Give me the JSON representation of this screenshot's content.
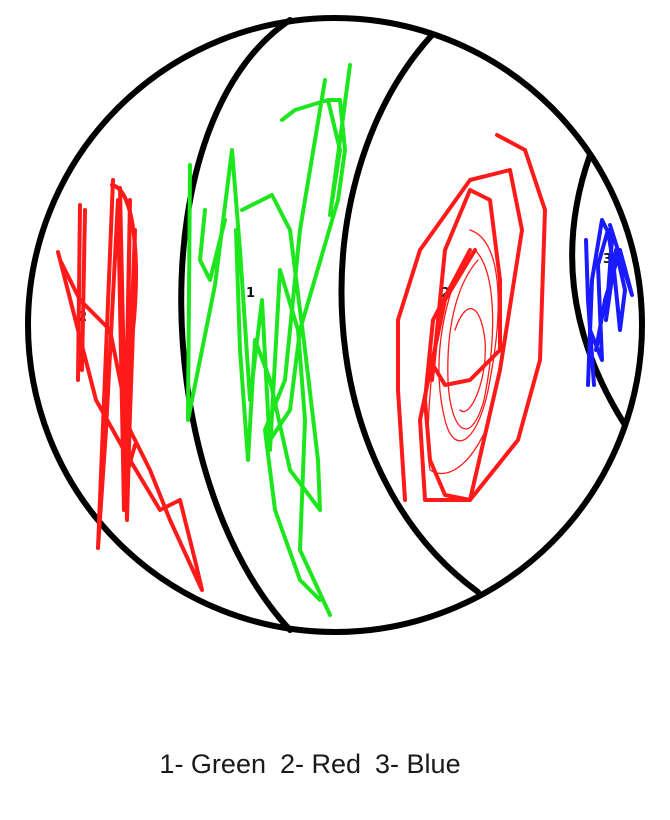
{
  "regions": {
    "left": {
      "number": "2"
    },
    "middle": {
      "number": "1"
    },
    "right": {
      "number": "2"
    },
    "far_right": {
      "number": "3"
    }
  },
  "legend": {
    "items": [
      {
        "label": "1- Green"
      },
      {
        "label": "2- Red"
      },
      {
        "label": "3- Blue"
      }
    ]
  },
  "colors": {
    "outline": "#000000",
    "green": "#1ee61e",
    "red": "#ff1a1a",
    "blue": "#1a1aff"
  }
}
---
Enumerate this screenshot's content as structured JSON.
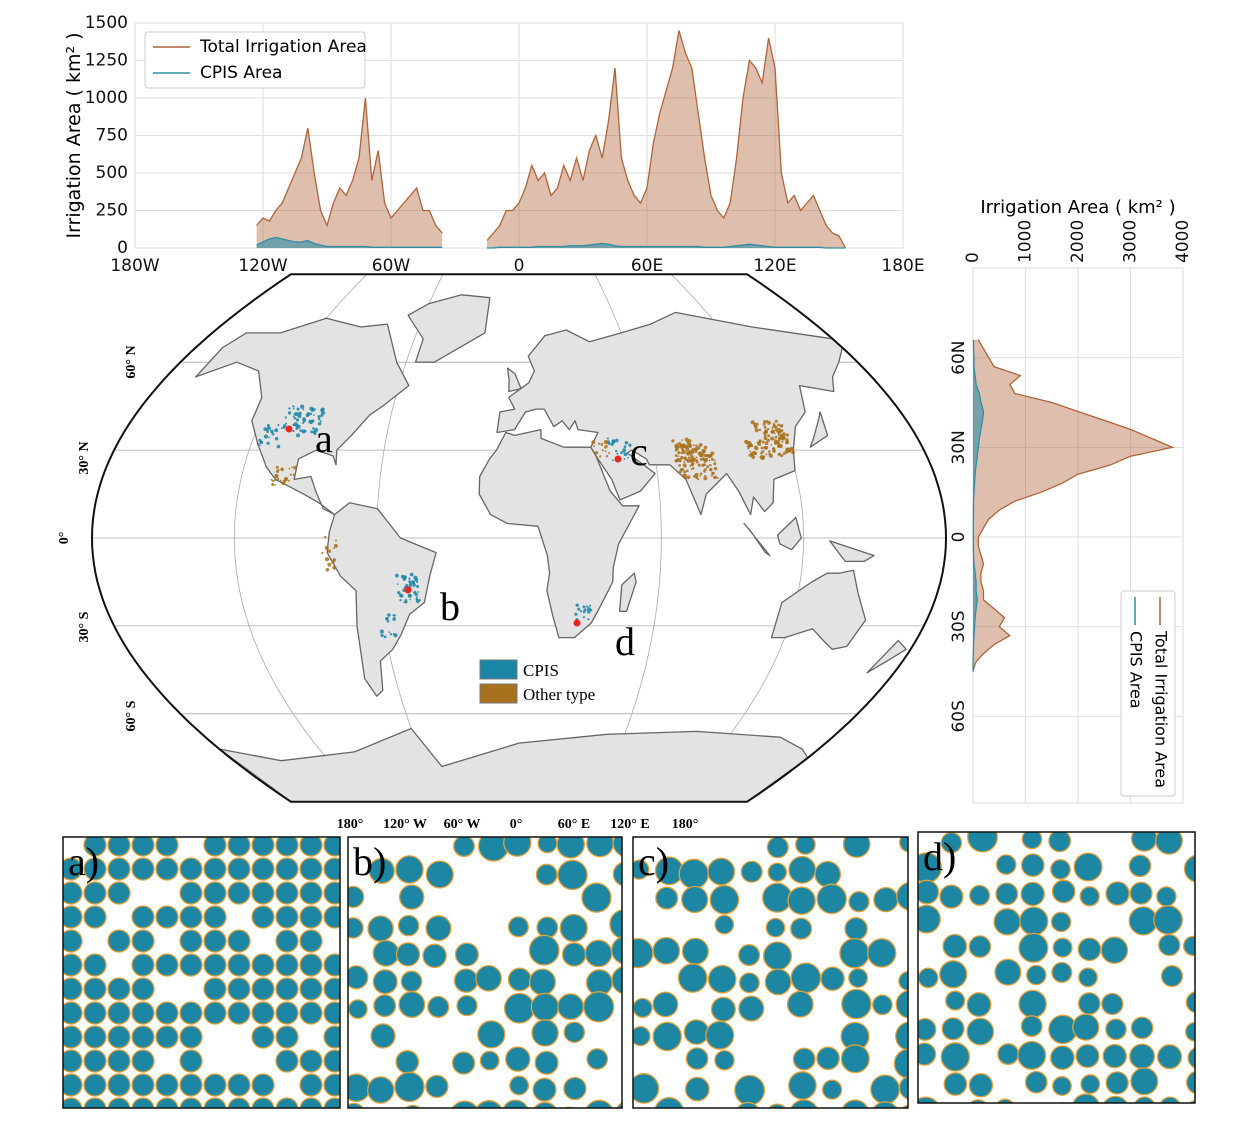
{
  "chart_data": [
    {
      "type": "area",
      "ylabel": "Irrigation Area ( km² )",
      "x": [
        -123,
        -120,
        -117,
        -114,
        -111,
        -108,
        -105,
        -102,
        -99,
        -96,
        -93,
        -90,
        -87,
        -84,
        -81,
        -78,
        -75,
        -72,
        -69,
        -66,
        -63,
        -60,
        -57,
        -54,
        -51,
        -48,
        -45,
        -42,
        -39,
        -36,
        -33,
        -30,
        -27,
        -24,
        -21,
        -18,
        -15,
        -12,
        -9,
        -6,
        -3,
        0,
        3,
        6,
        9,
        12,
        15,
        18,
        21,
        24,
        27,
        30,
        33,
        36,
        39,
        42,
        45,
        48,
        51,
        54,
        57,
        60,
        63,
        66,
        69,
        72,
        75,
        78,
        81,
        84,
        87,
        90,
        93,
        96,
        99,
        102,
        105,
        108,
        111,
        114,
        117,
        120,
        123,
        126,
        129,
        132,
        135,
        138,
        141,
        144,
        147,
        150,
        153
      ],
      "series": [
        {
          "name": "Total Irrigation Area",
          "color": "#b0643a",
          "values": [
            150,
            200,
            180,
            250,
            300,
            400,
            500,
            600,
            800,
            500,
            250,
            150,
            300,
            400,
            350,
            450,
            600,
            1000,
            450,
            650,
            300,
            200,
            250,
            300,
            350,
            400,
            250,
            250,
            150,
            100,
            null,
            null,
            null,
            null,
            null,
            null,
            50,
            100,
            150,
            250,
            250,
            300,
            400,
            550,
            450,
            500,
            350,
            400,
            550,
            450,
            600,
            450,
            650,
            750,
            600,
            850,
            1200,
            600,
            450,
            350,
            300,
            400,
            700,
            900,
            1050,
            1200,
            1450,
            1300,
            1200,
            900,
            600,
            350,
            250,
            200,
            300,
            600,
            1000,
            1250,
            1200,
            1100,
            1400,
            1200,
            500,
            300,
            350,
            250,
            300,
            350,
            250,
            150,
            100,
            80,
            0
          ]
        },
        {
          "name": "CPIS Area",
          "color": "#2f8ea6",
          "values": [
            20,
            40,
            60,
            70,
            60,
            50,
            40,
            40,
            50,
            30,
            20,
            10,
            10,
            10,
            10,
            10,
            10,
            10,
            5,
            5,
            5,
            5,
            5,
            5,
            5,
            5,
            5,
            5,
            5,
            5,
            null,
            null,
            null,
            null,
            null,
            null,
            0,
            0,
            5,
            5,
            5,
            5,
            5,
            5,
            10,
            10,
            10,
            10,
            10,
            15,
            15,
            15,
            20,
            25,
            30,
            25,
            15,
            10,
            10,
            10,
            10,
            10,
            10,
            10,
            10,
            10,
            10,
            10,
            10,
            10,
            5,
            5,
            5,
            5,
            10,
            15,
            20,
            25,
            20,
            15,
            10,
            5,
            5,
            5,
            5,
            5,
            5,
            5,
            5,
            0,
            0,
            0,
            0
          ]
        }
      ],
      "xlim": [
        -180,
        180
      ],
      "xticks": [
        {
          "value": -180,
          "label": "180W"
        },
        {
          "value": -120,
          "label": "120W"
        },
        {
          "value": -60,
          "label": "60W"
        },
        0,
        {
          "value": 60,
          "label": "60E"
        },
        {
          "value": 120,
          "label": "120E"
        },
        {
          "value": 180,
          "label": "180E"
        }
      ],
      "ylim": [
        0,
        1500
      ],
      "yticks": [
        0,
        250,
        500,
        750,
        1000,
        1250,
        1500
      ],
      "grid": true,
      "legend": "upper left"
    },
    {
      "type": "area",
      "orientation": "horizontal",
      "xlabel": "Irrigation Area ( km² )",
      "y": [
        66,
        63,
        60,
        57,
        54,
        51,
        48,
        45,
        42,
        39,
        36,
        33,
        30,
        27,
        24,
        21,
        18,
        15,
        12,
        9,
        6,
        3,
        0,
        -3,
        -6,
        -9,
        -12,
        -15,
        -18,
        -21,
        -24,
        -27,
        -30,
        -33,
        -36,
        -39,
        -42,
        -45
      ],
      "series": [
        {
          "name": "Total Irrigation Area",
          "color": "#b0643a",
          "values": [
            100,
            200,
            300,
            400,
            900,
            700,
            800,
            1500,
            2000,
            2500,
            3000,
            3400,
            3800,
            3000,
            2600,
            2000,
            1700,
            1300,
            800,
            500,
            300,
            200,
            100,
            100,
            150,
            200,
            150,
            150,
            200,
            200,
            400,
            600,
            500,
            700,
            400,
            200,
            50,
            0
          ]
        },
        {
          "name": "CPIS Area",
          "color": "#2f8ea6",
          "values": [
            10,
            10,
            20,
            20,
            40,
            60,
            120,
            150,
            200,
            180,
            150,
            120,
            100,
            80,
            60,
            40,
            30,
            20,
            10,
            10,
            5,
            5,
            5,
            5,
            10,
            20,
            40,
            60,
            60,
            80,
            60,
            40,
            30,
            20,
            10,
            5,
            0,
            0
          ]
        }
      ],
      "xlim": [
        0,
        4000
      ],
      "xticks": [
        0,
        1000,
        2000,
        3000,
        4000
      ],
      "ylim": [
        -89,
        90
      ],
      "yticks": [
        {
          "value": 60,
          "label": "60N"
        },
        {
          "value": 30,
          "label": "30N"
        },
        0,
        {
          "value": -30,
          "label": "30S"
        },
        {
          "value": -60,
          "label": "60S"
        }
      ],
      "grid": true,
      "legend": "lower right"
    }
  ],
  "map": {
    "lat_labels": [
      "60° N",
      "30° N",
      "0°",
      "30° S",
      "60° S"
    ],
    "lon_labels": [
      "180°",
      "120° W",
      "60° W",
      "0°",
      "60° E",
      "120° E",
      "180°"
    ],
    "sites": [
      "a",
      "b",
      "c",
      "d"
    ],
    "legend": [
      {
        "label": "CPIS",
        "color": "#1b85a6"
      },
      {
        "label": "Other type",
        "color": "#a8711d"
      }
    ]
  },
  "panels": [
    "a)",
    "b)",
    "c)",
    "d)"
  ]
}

- What is expected
Identify and copy all lines with the word "screenshot".

- Solution to the exercise
Give me the JSON representation of this screenshot's content.
Enumerate this screenshot's content as structured JSON.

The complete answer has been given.